# YOUR GOAL
Each line that holds the word "Batalhão" is to be identified and copied.

● ● ● ●

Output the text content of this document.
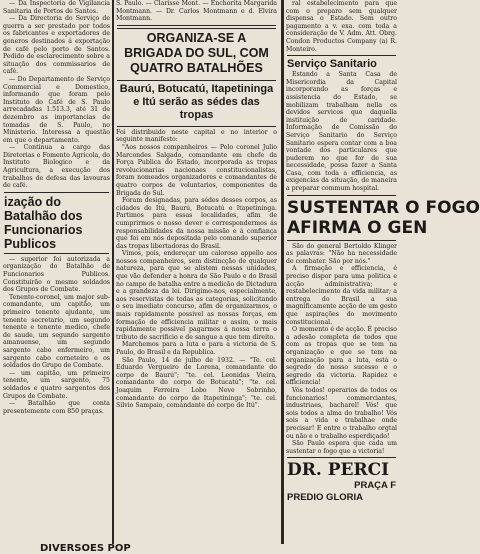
— Da Inspectoria de Vigilancia Sanitaria de Portos de Santos.

— Da Directoria do Serviço de guerra a ser prestado por todos os fabricantes e exportadores de generos destinados á exportação de café pelo porto de Santos. Pedido de esclarecimento sobre a situação dos commissarios de café.

— Do Departamento de Serviço Commercial e Domestico, informando que foram pelo Instituto do Café de S. Paulo arrecadadas 1.513.3, até 31 de dezembro as importancias de tomadas de S. Paulo, no Ministerio. Interessa a questão em que o departamento.

— Continua a cargo das Diretorias e Fomento Agricola, do Instituto Biologico e da Agricultura, a execução dos trabalhos de defesa das lavouras de café.

ização do Batalhão dos Funcionarios Publicos

— superior foi autorizada a organização do Batalhão de Funcionarios Publicos. Constituirão o mesmo soldados dos Grupos de Combate.

Tenente-coronel, um major sub-comandante, um capitão, um primeiro tenente ajudante, um tenente secretario, um segundo tenente e tenente medico, chefe de saude, um segundo sargento amanuense, um segundo sargento cabo enfermeiro, um sargento cabo corneteiro e os soldados do Grupo de Combate.

— um capitão, um primeiro tenente, um sargento, 75 soldados e quatro sargentos dos Grupos de Combate.

— Batalhão que conta presentemente com 850 praças.

S. Paulo. — Clarisse Mont. — Enchorita Margarida Montmann. — Dr. Carlos Montmann e d. Elvira Montmann.

ORGANIZA-SE A BRIGADA DO SUL, COM QUATRO BATALHÕES
Baurú, Botucatú, Itapetininga e Itú serão as sédes das tropas

Foi distribuido neste capital e no interior o seguinte manifesto:

"Aos nossos companheiros — Pelo coronel Julio Marcondes Salgado, comandante em chefe da Força Publica do Estado, incorporada as tropas revolucionarias nacionaes constitucionalistas, foram nomeados organizadores e comandantes de quatro corpos de voluntarios, componentes da Brigada do Sul.

Foram designadas, para sédes desses corpos, as cidades de Itú, Baurú, Botucatú e Itapetininga. Partimos para essas localidades, afim de cumprirmos o nosso dever e correspondermos ás responsabilidades da nossa missão e á confiança que foi em nós depositada pelo comando superior das tropas libertadoras do Brasil.

Vimos, pois, endereçar um caloroso appello aos nossos companheiros, sem distincção de qualquer natureza, para que se alistem nessas unidades, que vão defender a honra de São Paulo e do Brasil no campo de batalha entre a medicão de Dictadura e a grandeza da lei. Dirigimo-nos, especialmente, aos reservistas de todas as categorias, solicitando o seu imediato concurso, afim de organizarmos, o mais rapidamente possivel as nossas forças, em formação de efficiencia militar e assim, o mais rapidamente possivel pagarmos á nossa terra o tributo de sacrificio e de sangue a que tem direito.

Marchemos para a luta e para a victoria de S. Paulo, do Brasil e da Republica.

São Paulo, 14 de julho de 1932. — "Te. cel. Eduardo Vergueiro de Lorena, comandante do corpo de Baurú"; "te. cel. Leonidas Vieira, comandante do corpo de Botucatú"; "te. cel. Joaquim Ferreira Lobo Neve Sobrinho, comandante do corpo de Itapetininga"; "te. cel. Silvio Sampaio, comandante do corpo de Itú".

ral estabelecimento para que com o preparo sem qualquer dispensa o Estado. Sem outro pagamento a v. exa. com toda a consideração de V. Adm. Att. Obrg. Condon Productos Company (a) R. Monteiro.

Serviço Sanitario

Estando a Santa Casa de Misericordia da Capital incorporando as forças e assistencia do Estado, se mobilizam trabalham nella os devidos servicos que daquella instituição de caridade. Informação de Comissão do Serviço Sanitario do Serviço Sanitario espera contar com a boa vontade dos particulares que puderem no que for de sua necessidade, possa fazer a Santa Casa, com toda a efficiencia, as exigencias da situação, de maneira a preparar commum hospital.

SUSTENTAR O FOGO
AFIRMA O GEN

São do general Bertoldo Klinger as palavras: "Não ha necessidade de combater. São por nós."

A firmação e efficiencia, é preciso dispor para uma politica e acção administrativa; e restabelecimento da vida militar; a entrega do Brasil a sua magnificamente acção de um gesto que aspirações do movimento constitucional.

O momento é de acção. É preciso a adesão completa de todos que com as tropas que se tem na organização e que se tem na organização para a luta, está o segredo do nosso sucesso e o segredo da victoria. Rapidez e efficiencia!

Vós todos! operarios de todos os funcionarios! commerciantes, industriaes, bacharel! Vós! que sois todos a alma do trabalho! Vós sois a vida e trabalhae onde precisar! E entre o trabalho orgtal ou não e o trabalho esperdiçado!

São Paulo espera que cada um sustentar o fogo que a victoria!

DR. PERCI

PRAÇA F

PREDIO GLORIA

DIVERSOES POP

● ● ● ●

# RESPONSE
ização do Batalhão dos Funcionarios Publicos
— superior foi autorizada a organização do Batalhão de Funcionarios Publicos. Constituirão o mesmo soldados dos Grupos de Combate.
— Batalhão que conta presentemente com 850 praças.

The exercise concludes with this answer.